■ YOUR OBJECTIVE
Quote the listing below in its entirety.

■ INFORMATION GIVEN

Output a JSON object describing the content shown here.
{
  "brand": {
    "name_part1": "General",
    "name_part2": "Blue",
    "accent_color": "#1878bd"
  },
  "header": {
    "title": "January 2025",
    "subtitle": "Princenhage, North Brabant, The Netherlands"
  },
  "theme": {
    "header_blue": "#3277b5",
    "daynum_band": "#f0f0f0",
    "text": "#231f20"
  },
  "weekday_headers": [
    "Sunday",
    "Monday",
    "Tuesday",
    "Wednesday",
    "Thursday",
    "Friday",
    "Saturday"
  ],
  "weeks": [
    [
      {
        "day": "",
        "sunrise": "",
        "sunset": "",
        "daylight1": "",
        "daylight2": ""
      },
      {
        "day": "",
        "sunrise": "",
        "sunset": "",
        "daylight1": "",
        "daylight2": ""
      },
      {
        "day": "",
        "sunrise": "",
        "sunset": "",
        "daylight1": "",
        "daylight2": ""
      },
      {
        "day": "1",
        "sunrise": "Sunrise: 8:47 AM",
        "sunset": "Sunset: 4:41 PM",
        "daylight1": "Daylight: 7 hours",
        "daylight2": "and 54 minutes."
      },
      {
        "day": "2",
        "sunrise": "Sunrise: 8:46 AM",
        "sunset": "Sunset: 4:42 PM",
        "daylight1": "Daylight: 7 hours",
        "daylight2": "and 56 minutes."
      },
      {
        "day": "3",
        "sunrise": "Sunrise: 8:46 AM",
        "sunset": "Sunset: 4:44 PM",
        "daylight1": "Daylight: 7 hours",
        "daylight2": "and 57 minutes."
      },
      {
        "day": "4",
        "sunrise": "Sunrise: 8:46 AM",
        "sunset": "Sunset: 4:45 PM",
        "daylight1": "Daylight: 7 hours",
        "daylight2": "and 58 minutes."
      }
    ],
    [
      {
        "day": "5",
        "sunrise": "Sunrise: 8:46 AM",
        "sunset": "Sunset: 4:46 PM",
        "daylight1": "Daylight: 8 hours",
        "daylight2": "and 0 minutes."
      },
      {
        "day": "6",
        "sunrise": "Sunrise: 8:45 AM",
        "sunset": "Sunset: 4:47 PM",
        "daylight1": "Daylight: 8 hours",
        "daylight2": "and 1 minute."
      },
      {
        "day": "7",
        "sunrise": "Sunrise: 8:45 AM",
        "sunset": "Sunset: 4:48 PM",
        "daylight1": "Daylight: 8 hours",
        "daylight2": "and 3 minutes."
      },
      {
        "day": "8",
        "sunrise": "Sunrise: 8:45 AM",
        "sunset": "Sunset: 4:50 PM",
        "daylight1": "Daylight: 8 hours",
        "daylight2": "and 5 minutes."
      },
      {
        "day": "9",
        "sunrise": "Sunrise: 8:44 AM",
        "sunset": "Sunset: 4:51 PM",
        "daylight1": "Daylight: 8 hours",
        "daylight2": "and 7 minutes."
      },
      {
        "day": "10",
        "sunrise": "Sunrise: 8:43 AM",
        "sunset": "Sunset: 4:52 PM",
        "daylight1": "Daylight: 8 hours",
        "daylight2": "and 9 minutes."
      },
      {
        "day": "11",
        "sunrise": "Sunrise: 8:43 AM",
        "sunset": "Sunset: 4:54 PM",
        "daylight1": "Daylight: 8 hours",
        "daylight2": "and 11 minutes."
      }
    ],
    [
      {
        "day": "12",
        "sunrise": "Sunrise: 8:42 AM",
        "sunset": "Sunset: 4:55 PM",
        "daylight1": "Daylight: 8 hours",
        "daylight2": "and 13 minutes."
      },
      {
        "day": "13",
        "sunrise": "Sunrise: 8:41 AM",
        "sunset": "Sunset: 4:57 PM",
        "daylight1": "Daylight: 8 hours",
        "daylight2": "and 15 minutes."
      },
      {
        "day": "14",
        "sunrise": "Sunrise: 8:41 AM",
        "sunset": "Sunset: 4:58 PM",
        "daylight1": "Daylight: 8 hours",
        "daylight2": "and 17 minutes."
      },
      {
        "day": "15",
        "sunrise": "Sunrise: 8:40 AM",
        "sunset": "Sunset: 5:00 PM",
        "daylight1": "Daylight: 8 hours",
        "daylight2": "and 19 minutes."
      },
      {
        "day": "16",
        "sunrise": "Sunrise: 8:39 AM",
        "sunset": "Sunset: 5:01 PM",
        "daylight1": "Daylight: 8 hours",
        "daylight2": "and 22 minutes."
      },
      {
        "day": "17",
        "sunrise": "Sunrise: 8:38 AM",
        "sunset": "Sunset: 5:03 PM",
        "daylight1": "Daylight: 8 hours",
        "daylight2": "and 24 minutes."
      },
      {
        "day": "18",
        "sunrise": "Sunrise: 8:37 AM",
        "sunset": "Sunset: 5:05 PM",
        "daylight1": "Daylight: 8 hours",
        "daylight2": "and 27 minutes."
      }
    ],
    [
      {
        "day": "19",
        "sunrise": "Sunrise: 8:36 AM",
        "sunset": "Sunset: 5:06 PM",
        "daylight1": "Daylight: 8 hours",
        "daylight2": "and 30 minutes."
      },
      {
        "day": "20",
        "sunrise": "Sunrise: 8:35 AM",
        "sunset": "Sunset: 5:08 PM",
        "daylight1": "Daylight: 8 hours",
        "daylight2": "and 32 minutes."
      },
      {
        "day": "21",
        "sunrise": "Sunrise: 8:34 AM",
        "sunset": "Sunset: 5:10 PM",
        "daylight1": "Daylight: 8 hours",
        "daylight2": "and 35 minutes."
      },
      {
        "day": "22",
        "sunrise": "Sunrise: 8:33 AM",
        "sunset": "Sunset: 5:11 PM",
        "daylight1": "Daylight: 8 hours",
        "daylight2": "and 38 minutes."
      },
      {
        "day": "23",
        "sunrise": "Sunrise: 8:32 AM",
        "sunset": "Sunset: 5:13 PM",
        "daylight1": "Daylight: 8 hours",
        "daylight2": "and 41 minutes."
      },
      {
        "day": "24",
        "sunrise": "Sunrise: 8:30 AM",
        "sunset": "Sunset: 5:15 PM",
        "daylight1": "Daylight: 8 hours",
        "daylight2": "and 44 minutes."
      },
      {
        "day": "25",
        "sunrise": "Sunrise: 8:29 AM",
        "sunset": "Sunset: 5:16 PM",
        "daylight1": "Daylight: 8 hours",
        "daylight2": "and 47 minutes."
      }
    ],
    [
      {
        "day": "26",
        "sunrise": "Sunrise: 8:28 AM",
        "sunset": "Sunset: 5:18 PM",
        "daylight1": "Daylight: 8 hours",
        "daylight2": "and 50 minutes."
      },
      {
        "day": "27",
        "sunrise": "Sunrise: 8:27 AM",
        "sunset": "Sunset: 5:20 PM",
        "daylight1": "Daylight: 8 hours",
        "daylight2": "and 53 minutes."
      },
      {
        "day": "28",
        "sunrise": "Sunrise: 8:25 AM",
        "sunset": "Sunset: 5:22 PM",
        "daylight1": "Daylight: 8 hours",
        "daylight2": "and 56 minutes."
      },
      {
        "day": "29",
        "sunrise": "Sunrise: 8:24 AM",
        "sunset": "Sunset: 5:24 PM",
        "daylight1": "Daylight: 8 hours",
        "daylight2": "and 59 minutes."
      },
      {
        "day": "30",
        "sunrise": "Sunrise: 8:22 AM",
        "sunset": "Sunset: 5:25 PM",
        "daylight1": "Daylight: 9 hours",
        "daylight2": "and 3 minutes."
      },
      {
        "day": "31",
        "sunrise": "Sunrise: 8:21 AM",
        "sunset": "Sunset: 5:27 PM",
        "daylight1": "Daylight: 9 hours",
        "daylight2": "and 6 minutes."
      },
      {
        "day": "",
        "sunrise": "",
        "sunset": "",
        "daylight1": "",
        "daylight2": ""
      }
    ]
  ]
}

■ THE COMPLETED TASK
Output a JSON object describing the content shown here.
{
  "brand": {
    "name_part1": "General",
    "name_part2": "Blue",
    "accent_color": "#1878bd"
  },
  "header": {
    "title": "January 2025",
    "subtitle": "Princenhage, North Brabant, The Netherlands"
  },
  "theme": {
    "header_blue": "#3277b5",
    "daynum_band": "#f0f0f0",
    "text": "#231f20"
  },
  "weekday_headers": [
    "Sunday",
    "Monday",
    "Tuesday",
    "Wednesday",
    "Thursday",
    "Friday",
    "Saturday"
  ],
  "weeks": [
    [
      {
        "day": "",
        "sunrise": "",
        "sunset": "",
        "daylight1": "",
        "daylight2": ""
      },
      {
        "day": "",
        "sunrise": "",
        "sunset": "",
        "daylight1": "",
        "daylight2": ""
      },
      {
        "day": "",
        "sunrise": "",
        "sunset": "",
        "daylight1": "",
        "daylight2": ""
      },
      {
        "day": "1",
        "sunrise": "Sunrise: 8:47 AM",
        "sunset": "Sunset: 4:41 PM",
        "daylight1": "Daylight: 7 hours",
        "daylight2": "and 54 minutes."
      },
      {
        "day": "2",
        "sunrise": "Sunrise: 8:46 AM",
        "sunset": "Sunset: 4:42 PM",
        "daylight1": "Daylight: 7 hours",
        "daylight2": "and 56 minutes."
      },
      {
        "day": "3",
        "sunrise": "Sunrise: 8:46 AM",
        "sunset": "Sunset: 4:44 PM",
        "daylight1": "Daylight: 7 hours",
        "daylight2": "and 57 minutes."
      },
      {
        "day": "4",
        "sunrise": "Sunrise: 8:46 AM",
        "sunset": "Sunset: 4:45 PM",
        "daylight1": "Daylight: 7 hours",
        "daylight2": "and 58 minutes."
      }
    ],
    [
      {
        "day": "5",
        "sunrise": "Sunrise: 8:46 AM",
        "sunset": "Sunset: 4:46 PM",
        "daylight1": "Daylight: 8 hours",
        "daylight2": "and 0 minutes."
      },
      {
        "day": "6",
        "sunrise": "Sunrise: 8:45 AM",
        "sunset": "Sunset: 4:47 PM",
        "daylight1": "Daylight: 8 hours",
        "daylight2": "and 1 minute."
      },
      {
        "day": "7",
        "sunrise": "Sunrise: 8:45 AM",
        "sunset": "Sunset: 4:48 PM",
        "daylight1": "Daylight: 8 hours",
        "daylight2": "and 3 minutes."
      },
      {
        "day": "8",
        "sunrise": "Sunrise: 8:45 AM",
        "sunset": "Sunset: 4:50 PM",
        "daylight1": "Daylight: 8 hours",
        "daylight2": "and 5 minutes."
      },
      {
        "day": "9",
        "sunrise": "Sunrise: 8:44 AM",
        "sunset": "Sunset: 4:51 PM",
        "daylight1": "Daylight: 8 hours",
        "daylight2": "and 7 minutes."
      },
      {
        "day": "10",
        "sunrise": "Sunrise: 8:43 AM",
        "sunset": "Sunset: 4:52 PM",
        "daylight1": "Daylight: 8 hours",
        "daylight2": "and 9 minutes."
      },
      {
        "day": "11",
        "sunrise": "Sunrise: 8:43 AM",
        "sunset": "Sunset: 4:54 PM",
        "daylight1": "Daylight: 8 hours",
        "daylight2": "and 11 minutes."
      }
    ],
    [
      {
        "day": "12",
        "sunrise": "Sunrise: 8:42 AM",
        "sunset": "Sunset: 4:55 PM",
        "daylight1": "Daylight: 8 hours",
        "daylight2": "and 13 minutes."
      },
      {
        "day": "13",
        "sunrise": "Sunrise: 8:41 AM",
        "sunset": "Sunset: 4:57 PM",
        "daylight1": "Daylight: 8 hours",
        "daylight2": "and 15 minutes."
      },
      {
        "day": "14",
        "sunrise": "Sunrise: 8:41 AM",
        "sunset": "Sunset: 4:58 PM",
        "daylight1": "Daylight: 8 hours",
        "daylight2": "and 17 minutes."
      },
      {
        "day": "15",
        "sunrise": "Sunrise: 8:40 AM",
        "sunset": "Sunset: 5:00 PM",
        "daylight1": "Daylight: 8 hours",
        "daylight2": "and 19 minutes."
      },
      {
        "day": "16",
        "sunrise": "Sunrise: 8:39 AM",
        "sunset": "Sunset: 5:01 PM",
        "daylight1": "Daylight: 8 hours",
        "daylight2": "and 22 minutes."
      },
      {
        "day": "17",
        "sunrise": "Sunrise: 8:38 AM",
        "sunset": "Sunset: 5:03 PM",
        "daylight1": "Daylight: 8 hours",
        "daylight2": "and 24 minutes."
      },
      {
        "day": "18",
        "sunrise": "Sunrise: 8:37 AM",
        "sunset": "Sunset: 5:05 PM",
        "daylight1": "Daylight: 8 hours",
        "daylight2": "and 27 minutes."
      }
    ],
    [
      {
        "day": "19",
        "sunrise": "Sunrise: 8:36 AM",
        "sunset": "Sunset: 5:06 PM",
        "daylight1": "Daylight: 8 hours",
        "daylight2": "and 30 minutes."
      },
      {
        "day": "20",
        "sunrise": "Sunrise: 8:35 AM",
        "sunset": "Sunset: 5:08 PM",
        "daylight1": "Daylight: 8 hours",
        "daylight2": "and 32 minutes."
      },
      {
        "day": "21",
        "sunrise": "Sunrise: 8:34 AM",
        "sunset": "Sunset: 5:10 PM",
        "daylight1": "Daylight: 8 hours",
        "daylight2": "and 35 minutes."
      },
      {
        "day": "22",
        "sunrise": "Sunrise: 8:33 AM",
        "sunset": "Sunset: 5:11 PM",
        "daylight1": "Daylight: 8 hours",
        "daylight2": "and 38 minutes."
      },
      {
        "day": "23",
        "sunrise": "Sunrise: 8:32 AM",
        "sunset": "Sunset: 5:13 PM",
        "daylight1": "Daylight: 8 hours",
        "daylight2": "and 41 minutes."
      },
      {
        "day": "24",
        "sunrise": "Sunrise: 8:30 AM",
        "sunset": "Sunset: 5:15 PM",
        "daylight1": "Daylight: 8 hours",
        "daylight2": "and 44 minutes."
      },
      {
        "day": "25",
        "sunrise": "Sunrise: 8:29 AM",
        "sunset": "Sunset: 5:16 PM",
        "daylight1": "Daylight: 8 hours",
        "daylight2": "and 47 minutes."
      }
    ],
    [
      {
        "day": "26",
        "sunrise": "Sunrise: 8:28 AM",
        "sunset": "Sunset: 5:18 PM",
        "daylight1": "Daylight: 8 hours",
        "daylight2": "and 50 minutes."
      },
      {
        "day": "27",
        "sunrise": "Sunrise: 8:27 AM",
        "sunset": "Sunset: 5:20 PM",
        "daylight1": "Daylight: 8 hours",
        "daylight2": "and 53 minutes."
      },
      {
        "day": "28",
        "sunrise": "Sunrise: 8:25 AM",
        "sunset": "Sunset: 5:22 PM",
        "daylight1": "Daylight: 8 hours",
        "daylight2": "and 56 minutes."
      },
      {
        "day": "29",
        "sunrise": "Sunrise: 8:24 AM",
        "sunset": "Sunset: 5:24 PM",
        "daylight1": "Daylight: 8 hours",
        "daylight2": "and 59 minutes."
      },
      {
        "day": "30",
        "sunrise": "Sunrise: 8:22 AM",
        "sunset": "Sunset: 5:25 PM",
        "daylight1": "Daylight: 9 hours",
        "daylight2": "and 3 minutes."
      },
      {
        "day": "31",
        "sunrise": "Sunrise: 8:21 AM",
        "sunset": "Sunset: 5:27 PM",
        "daylight1": "Daylight: 9 hours",
        "daylight2": "and 6 minutes."
      },
      {
        "day": "",
        "sunrise": "",
        "sunset": "",
        "daylight1": "",
        "daylight2": ""
      }
    ]
  ]
}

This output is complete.